◆ TASK INSTRUCTIONS ◆
Find the word "since" in the records below. List each line containing it.

A run of records
....................

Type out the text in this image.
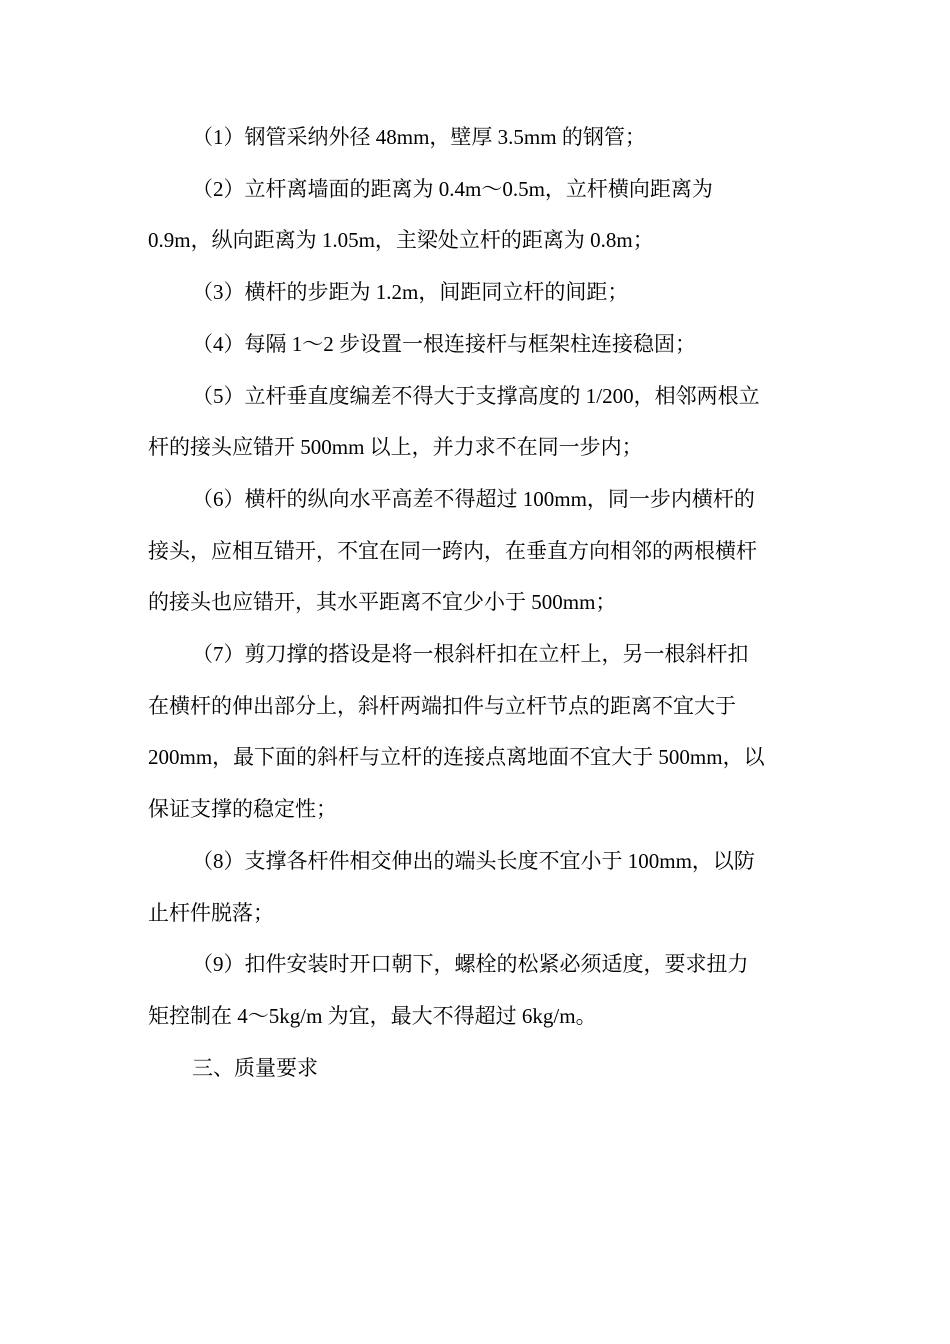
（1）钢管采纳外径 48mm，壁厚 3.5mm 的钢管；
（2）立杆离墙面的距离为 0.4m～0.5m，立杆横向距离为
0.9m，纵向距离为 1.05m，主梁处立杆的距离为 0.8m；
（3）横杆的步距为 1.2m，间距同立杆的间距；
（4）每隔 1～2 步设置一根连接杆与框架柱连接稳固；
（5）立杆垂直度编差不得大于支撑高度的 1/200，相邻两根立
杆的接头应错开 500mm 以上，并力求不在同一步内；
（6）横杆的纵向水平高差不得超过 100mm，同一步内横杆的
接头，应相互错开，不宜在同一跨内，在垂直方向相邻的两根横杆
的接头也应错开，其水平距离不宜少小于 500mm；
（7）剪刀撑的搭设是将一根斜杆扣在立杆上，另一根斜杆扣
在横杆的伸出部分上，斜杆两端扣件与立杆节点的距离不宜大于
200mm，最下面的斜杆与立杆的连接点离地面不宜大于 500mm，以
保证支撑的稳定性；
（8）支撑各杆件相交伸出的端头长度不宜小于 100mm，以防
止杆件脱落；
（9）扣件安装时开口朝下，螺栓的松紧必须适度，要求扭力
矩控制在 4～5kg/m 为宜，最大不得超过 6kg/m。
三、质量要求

....................

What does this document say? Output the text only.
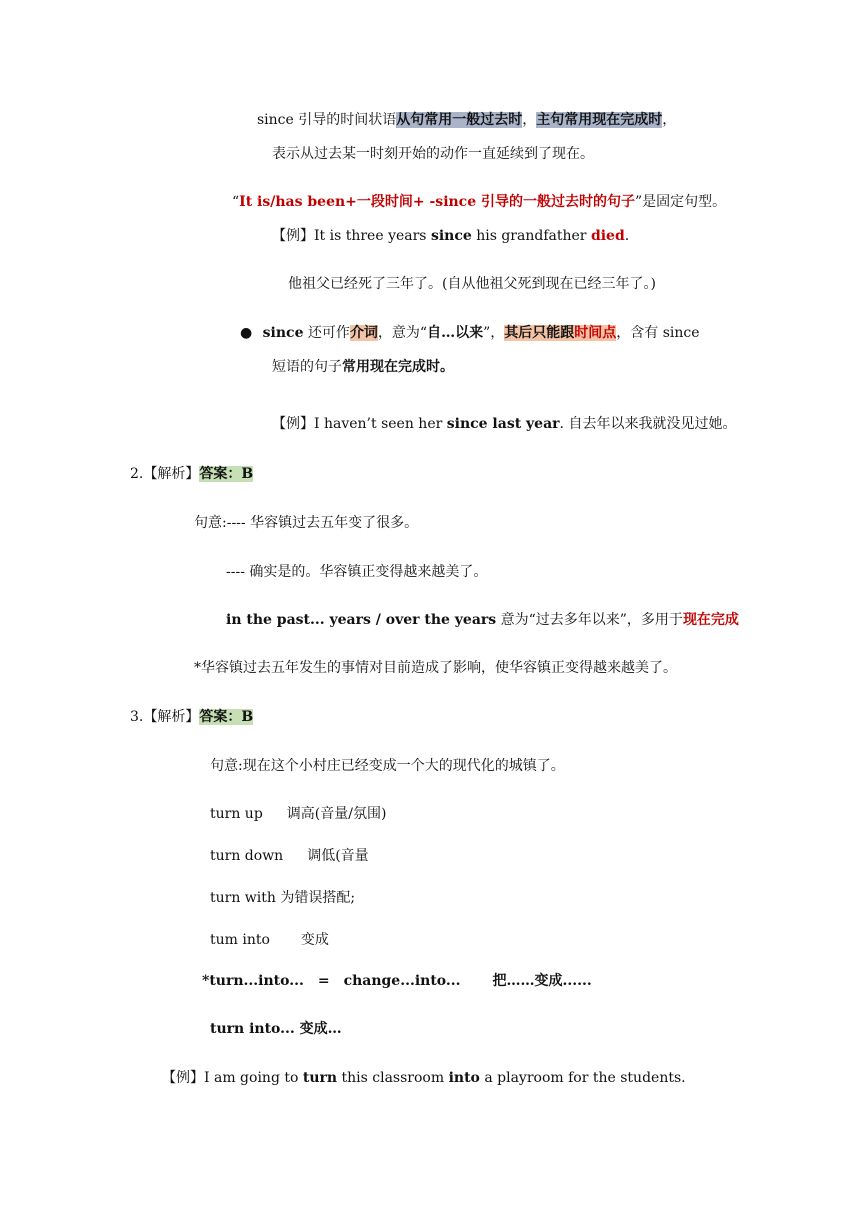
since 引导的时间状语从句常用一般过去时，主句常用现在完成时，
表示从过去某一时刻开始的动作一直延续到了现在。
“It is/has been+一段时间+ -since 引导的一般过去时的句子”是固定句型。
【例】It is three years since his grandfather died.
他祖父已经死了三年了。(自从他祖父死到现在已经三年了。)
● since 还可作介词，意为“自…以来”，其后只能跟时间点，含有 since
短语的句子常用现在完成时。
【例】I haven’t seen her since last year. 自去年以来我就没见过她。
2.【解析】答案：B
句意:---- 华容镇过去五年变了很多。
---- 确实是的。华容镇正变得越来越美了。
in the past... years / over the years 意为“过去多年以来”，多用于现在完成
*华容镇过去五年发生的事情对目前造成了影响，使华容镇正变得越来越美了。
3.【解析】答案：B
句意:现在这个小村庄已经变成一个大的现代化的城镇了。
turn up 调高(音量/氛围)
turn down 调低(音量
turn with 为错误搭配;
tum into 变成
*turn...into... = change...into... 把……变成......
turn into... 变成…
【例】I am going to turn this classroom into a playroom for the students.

....................

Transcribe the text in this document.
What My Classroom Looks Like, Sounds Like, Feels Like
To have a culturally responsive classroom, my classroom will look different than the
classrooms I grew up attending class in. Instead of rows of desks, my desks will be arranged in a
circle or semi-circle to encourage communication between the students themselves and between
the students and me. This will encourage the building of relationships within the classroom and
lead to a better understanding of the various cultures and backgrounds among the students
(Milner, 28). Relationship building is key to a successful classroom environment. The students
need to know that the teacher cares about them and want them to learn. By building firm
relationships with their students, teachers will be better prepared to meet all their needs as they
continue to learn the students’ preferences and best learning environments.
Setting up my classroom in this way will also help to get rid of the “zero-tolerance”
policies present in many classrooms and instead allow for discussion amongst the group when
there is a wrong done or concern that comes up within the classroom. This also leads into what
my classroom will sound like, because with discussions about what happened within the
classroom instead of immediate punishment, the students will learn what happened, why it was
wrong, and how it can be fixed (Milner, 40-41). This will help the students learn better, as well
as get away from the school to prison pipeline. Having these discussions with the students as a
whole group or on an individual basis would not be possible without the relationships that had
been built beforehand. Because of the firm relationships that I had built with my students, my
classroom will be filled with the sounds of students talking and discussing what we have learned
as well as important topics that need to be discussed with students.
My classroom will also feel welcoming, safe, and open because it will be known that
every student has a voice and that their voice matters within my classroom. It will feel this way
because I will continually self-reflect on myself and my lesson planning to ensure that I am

....................

◆ RESPONSE TO THE TASK ◆
since 引导的时间状语从句常用一般过去时，主句常用现在完成时，
“It is/has been+一段时间+ -since 引导的一般过去时的句子”是固定句型。
【例】It is three years since his grandfather died.
● since 还可作介词，意为“自…以来”，其后只能跟时间点，含有 since
【例】I haven’t seen her since last year. 自去年以来我就没见过她。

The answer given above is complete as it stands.